== Фрагмент текста ==
Юра был слаб, поэтому говорили в основном мы. Но он улыбался, был рад нас видеть...

— Вся эта история как-то тебя изменила?

— Ты знаешь, это очень крутой опыт с точки зрения того, как ты смотришь на людей, которые любят друг друга. Это проявление высшей любви. Ты смотришь и учишься, видишь, как они друг другу помогают, как поддерживают друг друга. Для меня это не Юрина история, а история Юры и Жанны. Это, конечно, большая школа, высший пилотаж — настолько поддерживать и любить друг друга. Проходить сложнейшие жизненные ситуации, которые, к сожалению, могут быть у каждого из нас, не теряя любви к жизни, любви друг к другу. Я же видел только малую часть, какие-то выдержки, а сколько еще всего было за кадром. И все равно, несмотря на сложности, было видно, что жизнелюбие, позитив и оптимизм у них превалируют.

Поэтому, конечно, когда Юра ушел, было видно, насколько тяжело Жанне и насколько ей сейчас по-прежнему тяжело. Потому что особенно в эти два года она в Юру погрузилась полностью, без остатка, и после того, как он ушел, в ее жизни осталась пустота. Наверное, по-другому не могло быть, теперь важно преодолеть и это. Опять же, это очень большая школа с точки зрения того, как это может быть и как нужно уметь поддерживать близкого человека и одновременно себя вместе с этим.

— Ты сказал, что для тебя это был важный человек. Ты можешь вспомнить самую показательную историю?

— Дяденька меня нормально муштровал с самого начала. Наверное, мое поколение на «Плюсе» было последним, за которое Дяденька так плотно взялся. Если, например, у Васи Уткина был принцип кнута и пряника (в разных пропорциях, но тем не менее у него всегда присутствовали и кнут, и пряник), то у Дяденьки пряника не было. Дяденька нас нормально лупцевал, добрых слов от него практически не было. Но это было воспитание, и это всегда мотивировало. Знаешь, вроде бы он в твоей судьбе не участвует, но встреча с ним, короткий разговор — и он всегда находил нужные слова для нужного момента. У него это присутствовало как дар.

== Материалы ==

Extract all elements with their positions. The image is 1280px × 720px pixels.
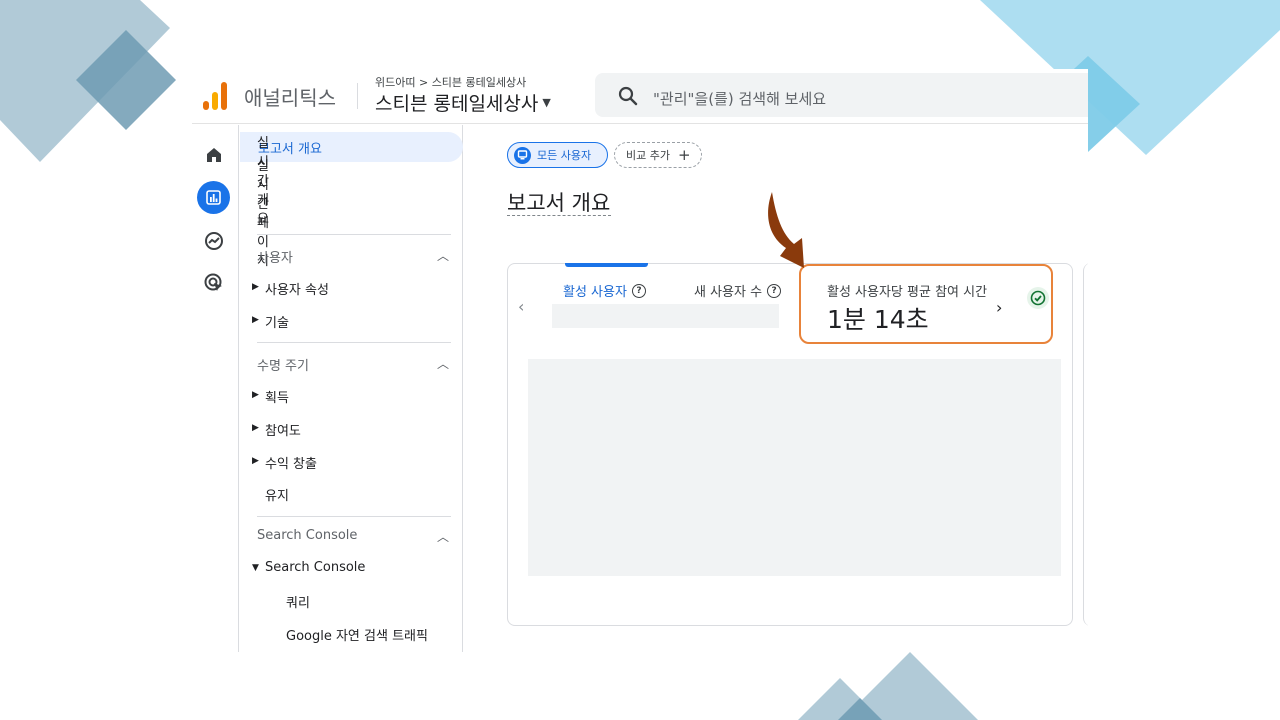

== Задания ==
1. Чей подход к воспитанию описан в интервью о Юре и Жанне как принцип кнута и пряника?
2. Продолжите интервью о Юре и Жанне, начиная сразу после его последнего предложения.
Материалы никак не связаны с интервью о Юре и Жанне.

== Ответы ==
1. Подход Васи Уткина.

2.
Когда мы росли как корреспонденты, нами занимались в первую очередь Вася Уткин, Дима Федоров. А Юра был немножко в стороне. Но один разговор с ним тебе мог дать что-то, что приводило к твоему росту, помогало тебе расти и продвигаться. И часто смысл фраз, которые он говорил, я понимал только через время. Удивительный человек. Когда Юры не стало, я вспоминал наши разговоры с ним, его советы по поводу комментария. По-моему, до сих пор более точных и дельных советов не давал никто. Он это чувствовал, понимал, знал, как это сформулировать, и те вещи, которые он тебе пытался вложить в голову... Знаешь, как будто он тебе передавал конверт с надписью: «Открыть через четыре года». И вот через четыре года ты вспоминал эту фразу, его слова и думал: «Блин, так вот что он имел в виду!»

— В какой момент вы стали близки?

— Сложно сказать. Мы довольно много времени проводили в комнате. Совместные просмотры футбола, мы оба «кони», гоняли на выезда. Это вещи, которые так или иначе связывали. Хотя, опять же, долгое время от Дяденьки дождаться добрых слов было невозможно. Про меня Дяденька в свое время сказал Васе фразу: «Это человек, который вреден для канала». Это было довольно давно, но тем не менее он говорил такие слова.

— Из-за чего?

— Не знаю. Наверное, потому что я был раздолбаем и потому что от меня страдал эфир в какой-то степени.

Рейвы, отказ от мяса и алкоголя

— Ты сказал про раздолбая. Мне многие рассказывали про то, как ты любил тусоваться, любил съездить на Ибицу. Расскажи про твой самый сумасшедший рейв.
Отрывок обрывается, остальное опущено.